[Records from a collection of figures]
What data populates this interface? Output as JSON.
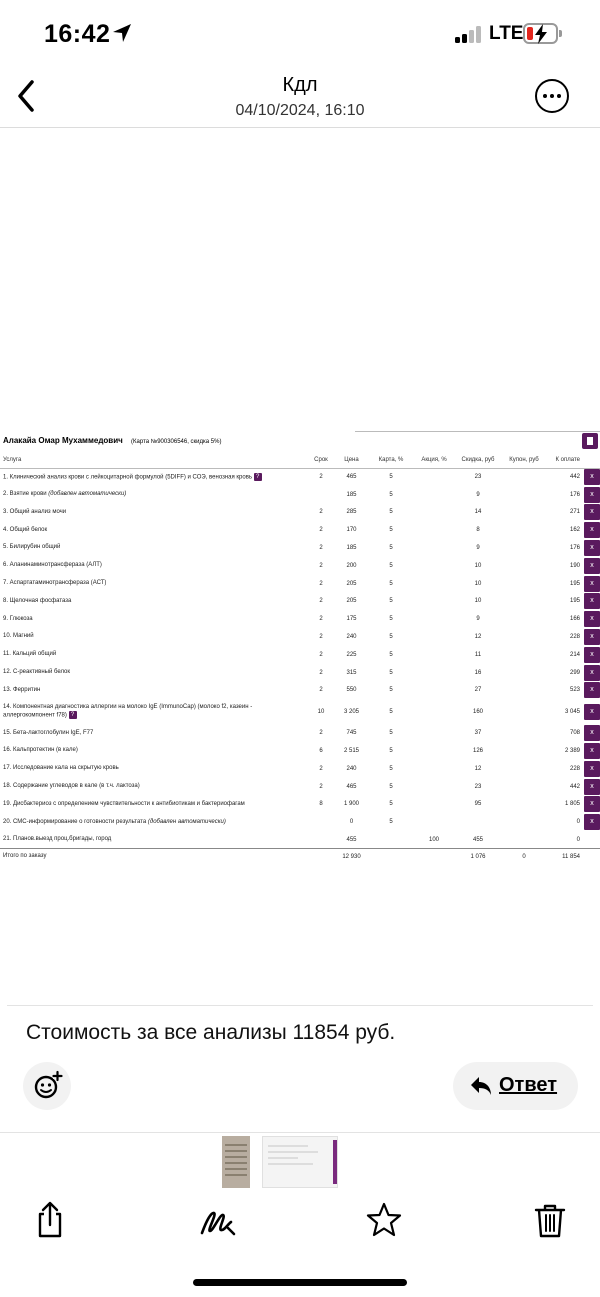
{
  "status": {
    "time": "16:42",
    "network": "LTE"
  },
  "nav": {
    "title": "Кдл",
    "subtitle": "04/10/2024, 16:10"
  },
  "embedded_table": {
    "patient_name": "Алакайа Омар Мухаммедович",
    "card_info": "(Карта №900306546, скидка 5%)",
    "columns": [
      "Услуга",
      "Срок",
      "Цена",
      "Карта, %",
      "Акция, %",
      "Скидка, руб",
      "Купон, руб",
      "К оплате"
    ],
    "rows": [
      {
        "name": "1. Клинический анализ крови с лейкоцитарной формулой (5DIFF) и СОЭ, венозная кровь",
        "term": "2",
        "price": "465",
        "card": "5",
        "promo": "",
        "discount": "23",
        "coupon": "",
        "pay": "442",
        "info": true,
        "remove": true
      },
      {
        "name": "2. Взятие крови",
        "note": "(добавлен автоматически)",
        "term": "",
        "price": "185",
        "card": "5",
        "promo": "",
        "discount": "9",
        "coupon": "",
        "pay": "176",
        "remove": true
      },
      {
        "name": "3. Общий анализ мочи",
        "term": "2",
        "price": "285",
        "card": "5",
        "promo": "",
        "discount": "14",
        "coupon": "",
        "pay": "271",
        "remove": true
      },
      {
        "name": "4. Общий белок",
        "term": "2",
        "price": "170",
        "card": "5",
        "promo": "",
        "discount": "8",
        "coupon": "",
        "pay": "162",
        "remove": true
      },
      {
        "name": "5. Билирубин общий",
        "term": "2",
        "price": "185",
        "card": "5",
        "promo": "",
        "discount": "9",
        "coupon": "",
        "pay": "176",
        "remove": true
      },
      {
        "name": "6. Аланинаминотрансфераза (АЛТ)",
        "term": "2",
        "price": "200",
        "card": "5",
        "promo": "",
        "discount": "10",
        "coupon": "",
        "pay": "190",
        "remove": true
      },
      {
        "name": "7. Аспартатаминотрансфераза (АСТ)",
        "term": "2",
        "price": "205",
        "card": "5",
        "promo": "",
        "discount": "10",
        "coupon": "",
        "pay": "195",
        "remove": true
      },
      {
        "name": "8. Щелочная фосфатаза",
        "term": "2",
        "price": "205",
        "card": "5",
        "promo": "",
        "discount": "10",
        "coupon": "",
        "pay": "195",
        "remove": true
      },
      {
        "name": "9. Глюкоза",
        "term": "2",
        "price": "175",
        "card": "5",
        "promo": "",
        "discount": "9",
        "coupon": "",
        "pay": "166",
        "remove": true
      },
      {
        "name": "10. Магний",
        "term": "2",
        "price": "240",
        "card": "5",
        "promo": "",
        "discount": "12",
        "coupon": "",
        "pay": "228",
        "remove": true
      },
      {
        "name": "11. Кальций общий",
        "term": "2",
        "price": "225",
        "card": "5",
        "promo": "",
        "discount": "11",
        "coupon": "",
        "pay": "214",
        "remove": true
      },
      {
        "name": "12. С-реактивный белок",
        "term": "2",
        "price": "315",
        "card": "5",
        "promo": "",
        "discount": "16",
        "coupon": "",
        "pay": "299",
        "remove": true
      },
      {
        "name": "13. Ферритин",
        "term": "2",
        "price": "550",
        "card": "5",
        "promo": "",
        "discount": "27",
        "coupon": "",
        "pay": "523",
        "remove": true
      },
      {
        "name": "14. Компонентная диагностика аллергии на молоко IgE (ImmunoCap) (молоко f2, казеин - аллергокомпонент f78)",
        "term": "10",
        "price": "3 205",
        "card": "5",
        "promo": "",
        "discount": "160",
        "coupon": "",
        "pay": "3 045",
        "info": true,
        "remove": true,
        "tall": true
      },
      {
        "name": "15. Бета-лактоглобулин IgE, F77",
        "term": "2",
        "price": "745",
        "card": "5",
        "promo": "",
        "discount": "37",
        "coupon": "",
        "pay": "708",
        "remove": true
      },
      {
        "name": "16. Кальпротектин (в кале)",
        "term": "6",
        "price": "2 515",
        "card": "5",
        "promo": "",
        "discount": "126",
        "coupon": "",
        "pay": "2 389",
        "remove": true
      },
      {
        "name": "17. Исследование кала на скрытую кровь",
        "term": "2",
        "price": "240",
        "card": "5",
        "promo": "",
        "discount": "12",
        "coupon": "",
        "pay": "228",
        "remove": true
      },
      {
        "name": "18. Содержание углеводов в кале (в т.ч. лактоза)",
        "term": "2",
        "price": "465",
        "card": "5",
        "promo": "",
        "discount": "23",
        "coupon": "",
        "pay": "442",
        "remove": true
      },
      {
        "name": "19. Дисбактериоз с определением чувствительности к антибиотикам и бактериофагам",
        "term": "8",
        "price": "1 900",
        "card": "5",
        "promo": "",
        "discount": "95",
        "coupon": "",
        "pay": "1 805",
        "remove": true
      },
      {
        "name": "20. СМС-информирование о готовности результата",
        "note": "(добавлен автоматически)",
        "term": "",
        "price": "0",
        "card": "5",
        "promo": "",
        "discount": "",
        "coupon": "",
        "pay": "0",
        "remove": true
      },
      {
        "name": "21. Планов.выезд проц.бригады, город",
        "term": "",
        "price": "455",
        "card": "",
        "promo": "100",
        "discount": "455",
        "coupon": "",
        "pay": "0",
        "remove": false
      }
    ],
    "total": {
      "label": "Итого по заказу",
      "price": "12 930",
      "discount": "1 076",
      "coupon": "0",
      "pay": "11 854"
    },
    "remove_label": "x",
    "info_label": "?"
  },
  "message": {
    "text": "Стоимость за все анализы 11854 руб."
  },
  "reply": {
    "label": "Ответ"
  }
}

**DO THIS:** Copy out every line of the listing that includes the string "Карта".

**SOLUTION:**
    "card_info": "(Карта №900306546, скидка 5%)",
      "Карта, %",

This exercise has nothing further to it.